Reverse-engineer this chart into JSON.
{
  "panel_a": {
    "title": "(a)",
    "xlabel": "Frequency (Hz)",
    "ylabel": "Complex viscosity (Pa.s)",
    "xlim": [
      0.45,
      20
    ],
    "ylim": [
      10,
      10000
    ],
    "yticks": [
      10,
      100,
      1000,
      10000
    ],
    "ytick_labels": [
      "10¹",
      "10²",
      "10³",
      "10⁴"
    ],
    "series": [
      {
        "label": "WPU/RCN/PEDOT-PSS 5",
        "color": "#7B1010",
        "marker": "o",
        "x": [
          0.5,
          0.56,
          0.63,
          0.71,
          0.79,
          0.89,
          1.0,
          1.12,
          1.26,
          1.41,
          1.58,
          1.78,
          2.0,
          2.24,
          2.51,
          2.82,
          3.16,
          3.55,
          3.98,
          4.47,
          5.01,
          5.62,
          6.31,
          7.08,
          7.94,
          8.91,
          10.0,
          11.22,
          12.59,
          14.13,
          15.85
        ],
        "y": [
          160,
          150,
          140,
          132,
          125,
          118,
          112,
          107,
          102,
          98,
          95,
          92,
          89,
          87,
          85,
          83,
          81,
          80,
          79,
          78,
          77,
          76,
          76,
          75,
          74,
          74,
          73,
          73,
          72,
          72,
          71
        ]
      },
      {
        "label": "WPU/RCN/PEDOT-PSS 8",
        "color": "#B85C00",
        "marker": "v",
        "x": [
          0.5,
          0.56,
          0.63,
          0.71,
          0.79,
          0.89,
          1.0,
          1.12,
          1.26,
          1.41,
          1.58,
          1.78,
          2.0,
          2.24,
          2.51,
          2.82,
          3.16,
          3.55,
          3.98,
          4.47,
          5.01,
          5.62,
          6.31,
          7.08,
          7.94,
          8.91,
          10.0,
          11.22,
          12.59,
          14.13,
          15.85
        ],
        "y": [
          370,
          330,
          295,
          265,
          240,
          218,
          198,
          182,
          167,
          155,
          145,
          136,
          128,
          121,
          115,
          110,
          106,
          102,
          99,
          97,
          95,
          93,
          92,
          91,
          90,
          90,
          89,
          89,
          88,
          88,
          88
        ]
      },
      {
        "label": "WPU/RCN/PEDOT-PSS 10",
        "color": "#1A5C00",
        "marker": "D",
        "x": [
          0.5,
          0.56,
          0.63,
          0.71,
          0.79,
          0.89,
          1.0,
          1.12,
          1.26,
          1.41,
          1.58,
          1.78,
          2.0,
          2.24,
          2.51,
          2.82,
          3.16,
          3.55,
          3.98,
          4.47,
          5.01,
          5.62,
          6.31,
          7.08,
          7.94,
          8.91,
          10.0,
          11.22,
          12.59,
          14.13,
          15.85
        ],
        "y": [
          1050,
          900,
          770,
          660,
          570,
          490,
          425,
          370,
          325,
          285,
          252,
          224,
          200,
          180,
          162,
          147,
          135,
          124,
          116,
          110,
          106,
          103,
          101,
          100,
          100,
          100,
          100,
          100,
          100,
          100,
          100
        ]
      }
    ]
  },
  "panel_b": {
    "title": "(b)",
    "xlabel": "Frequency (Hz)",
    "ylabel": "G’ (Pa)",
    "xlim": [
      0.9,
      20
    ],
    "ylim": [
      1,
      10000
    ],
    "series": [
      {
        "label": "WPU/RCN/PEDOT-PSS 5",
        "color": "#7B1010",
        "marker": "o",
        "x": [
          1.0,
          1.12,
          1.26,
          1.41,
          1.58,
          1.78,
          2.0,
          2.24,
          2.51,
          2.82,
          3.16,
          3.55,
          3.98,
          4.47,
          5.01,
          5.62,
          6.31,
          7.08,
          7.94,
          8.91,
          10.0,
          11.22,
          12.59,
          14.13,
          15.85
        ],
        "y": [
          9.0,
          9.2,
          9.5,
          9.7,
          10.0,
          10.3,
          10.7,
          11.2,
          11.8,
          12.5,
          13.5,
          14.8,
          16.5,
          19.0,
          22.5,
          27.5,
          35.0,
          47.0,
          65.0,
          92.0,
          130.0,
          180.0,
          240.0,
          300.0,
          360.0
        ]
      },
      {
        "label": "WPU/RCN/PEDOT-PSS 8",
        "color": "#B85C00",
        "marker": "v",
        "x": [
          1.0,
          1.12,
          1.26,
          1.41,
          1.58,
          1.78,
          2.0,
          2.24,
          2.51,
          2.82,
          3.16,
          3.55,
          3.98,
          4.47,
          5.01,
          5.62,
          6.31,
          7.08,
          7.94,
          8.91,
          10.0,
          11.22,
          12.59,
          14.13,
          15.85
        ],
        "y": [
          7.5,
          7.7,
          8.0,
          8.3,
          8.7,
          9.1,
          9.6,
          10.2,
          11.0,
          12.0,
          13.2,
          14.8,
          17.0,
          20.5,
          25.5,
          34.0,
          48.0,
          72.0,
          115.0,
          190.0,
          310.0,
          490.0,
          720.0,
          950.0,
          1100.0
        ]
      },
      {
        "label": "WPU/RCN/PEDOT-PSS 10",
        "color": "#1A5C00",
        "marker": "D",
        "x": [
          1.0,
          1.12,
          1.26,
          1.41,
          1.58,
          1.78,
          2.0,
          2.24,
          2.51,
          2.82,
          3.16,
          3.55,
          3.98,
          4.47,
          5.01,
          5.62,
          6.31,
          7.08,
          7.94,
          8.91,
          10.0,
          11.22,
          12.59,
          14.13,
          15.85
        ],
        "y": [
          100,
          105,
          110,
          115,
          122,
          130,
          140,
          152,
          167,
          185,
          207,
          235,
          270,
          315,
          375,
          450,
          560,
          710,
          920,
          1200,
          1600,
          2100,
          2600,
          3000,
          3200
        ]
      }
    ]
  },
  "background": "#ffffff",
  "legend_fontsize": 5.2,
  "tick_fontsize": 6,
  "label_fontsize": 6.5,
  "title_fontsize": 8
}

# Directions
Retype the records that precede this task, keeping them exactly the same.

# Response
Reverse-engineer this chart into JSON.
{
  "panel_a": {
    "title": "(a)",
    "xlabel": "Frequency (Hz)",
    "ylabel": "Complex viscosity (Pa.s)",
    "xlim": [
      0.45,
      20
    ],
    "ylim": [
      10,
      10000
    ],
    "yticks": [
      10,
      100,
      1000,
      10000
    ],
    "ytick_labels": [
      "10¹",
      "10²",
      "10³",
      "10⁴"
    ],
    "series": [
      {
        "label": "WPU/RCN/PEDOT-PSS 5",
        "color": "#7B1010",
        "marker": "o",
        "x": [
          0.5,
          0.56,
          0.63,
          0.71,
          0.79,
          0.89,
          1.0,
          1.12,
          1.26,
          1.41,
          1.58,
          1.78,
          2.0,
          2.24,
          2.51,
          2.82,
          3.16,
          3.55,
          3.98,
          4.47,
          5.01,
          5.62,
          6.31,
          7.08,
          7.94,
          8.91,
          10.0,
          11.22,
          12.59,
          14.13,
          15.85
        ],
        "y": [
          160,
          150,
          140,
          132,
          125,
          118,
          112,
          107,
          102,
          98,
          95,
          92,
          89,
          87,
          85,
          83,
          81,
          80,
          79,
          78,
          77,
          76,
          76,
          75,
          74,
          74,
          73,
          73,
          72,
          72,
          71
        ]
      },
      {
        "label": "WPU/RCN/PEDOT-PSS 8",
        "color": "#B85C00",
        "marker": "v",
        "x": [
          0.5,
          0.56,
          0.63,
          0.71,
          0.79,
          0.89,
          1.0,
          1.12,
          1.26,
          1.41,
          1.58,
          1.78,
          2.0,
          2.24,
          2.51,
          2.82,
          3.16,
          3.55,
          3.98,
          4.47,
          5.01,
          5.62,
          6.31,
          7.08,
          7.94,
          8.91,
          10.0,
          11.22,
          12.59,
          14.13,
          15.85
        ],
        "y": [
          370,
          330,
          295,
          265,
          240,
          218,
          198,
          182,
          167,
          155,
          145,
          136,
          128,
          121,
          115,
          110,
          106,
          102,
          99,
          97,
          95,
          93,
          92,
          91,
          90,
          90,
          89,
          89,
          88,
          88,
          88
        ]
      },
      {
        "label": "WPU/RCN/PEDOT-PSS 10",
        "color": "#1A5C00",
        "marker": "D",
        "x": [
          0.5,
          0.56,
          0.63,
          0.71,
          0.79,
          0.89,
          1.0,
          1.12,
          1.26,
          1.41,
          1.58,
          1.78,
          2.0,
          2.24,
          2.51,
          2.82,
          3.16,
          3.55,
          3.98,
          4.47,
          5.01,
          5.62,
          6.31,
          7.08,
          7.94,
          8.91,
          10.0,
          11.22,
          12.59,
          14.13,
          15.85
        ],
        "y": [
          1050,
          900,
          770,
          660,
          570,
          490,
          425,
          370,
          325,
          285,
          252,
          224,
          200,
          180,
          162,
          147,
          135,
          124,
          116,
          110,
          106,
          103,
          101,
          100,
          100,
          100,
          100,
          100,
          100,
          100,
          100
        ]
      }
    ]
  },
  "panel_b": {
    "title": "(b)",
    "xlabel": "Frequency (Hz)",
    "ylabel": "G’ (Pa)",
    "xlim": [
      0.9,
      20
    ],
    "ylim": [
      1,
      10000
    ],
    "series": [
      {
        "label": "WPU/RCN/PEDOT-PSS 5",
        "color": "#7B1010",
        "marker": "o",
        "x": [
          1.0,
          1.12,
          1.26,
          1.41,
          1.58,
          1.78,
          2.0,
          2.24,
          2.51,
          2.82,
          3.16,
          3.55,
          3.98,
          4.47,
          5.01,
          5.62,
          6.31,
          7.08,
          7.94,
          8.91,
          10.0,
          11.22,
          12.59,
          14.13,
          15.85
        ],
        "y": [
          9.0,
          9.2,
          9.5,
          9.7,
          10.0,
          10.3,
          10.7,
          11.2,
          11.8,
          12.5,
          13.5,
          14.8,
          16.5,
          19.0,
          22.5,
          27.5,
          35.0,
          47.0,
          65.0,
          92.0,
          130.0,
          180.0,
          240.0,
          300.0,
          360.0
        ]
      },
      {
        "label": "WPU/RCN/PEDOT-PSS 8",
        "color": "#B85C00",
        "marker": "v",
        "x": [
          1.0,
          1.12,
          1.26,
          1.41,
          1.58,
          1.78,
          2.0,
          2.24,
          2.51,
          2.82,
          3.16,
          3.55,
          3.98,
          4.47,
          5.01,
          5.62,
          6.31,
          7.08,
          7.94,
          8.91,
          10.0,
          11.22,
          12.59,
          14.13,
          15.85
        ],
        "y": [
          7.5,
          7.7,
          8.0,
          8.3,
          8.7,
          9.1,
          9.6,
          10.2,
          11.0,
          12.0,
          13.2,
          14.8,
          17.0,
          20.5,
          25.5,
          34.0,
          48.0,
          72.0,
          115.0,
          190.0,
          310.0,
          490.0,
          720.0,
          950.0,
          1100.0
        ]
      },
      {
        "label": "WPU/RCN/PEDOT-PSS 10",
        "color": "#1A5C00",
        "marker": "D",
        "x": [
          1.0,
          1.12,
          1.26,
          1.41,
          1.58,
          1.78,
          2.0,
          2.24,
          2.51,
          2.82,
          3.16,
          3.55,
          3.98,
          4.47,
          5.01,
          5.62,
          6.31,
          7.08,
          7.94,
          8.91,
          10.0,
          11.22,
          12.59,
          14.13,
          15.85
        ],
        "y": [
          100,
          105,
          110,
          115,
          122,
          130,
          140,
          152,
          167,
          185,
          207,
          235,
          270,
          315,
          375,
          450,
          560,
          710,
          920,
          1200,
          1600,
          2100,
          2600,
          3000,
          3200
        ]
      }
    ]
  },
  "background": "#ffffff",
  "legend_fontsize": 5.2,
  "tick_fontsize": 6,
  "label_fontsize": 6.5,
  "title_fontsize": 8
}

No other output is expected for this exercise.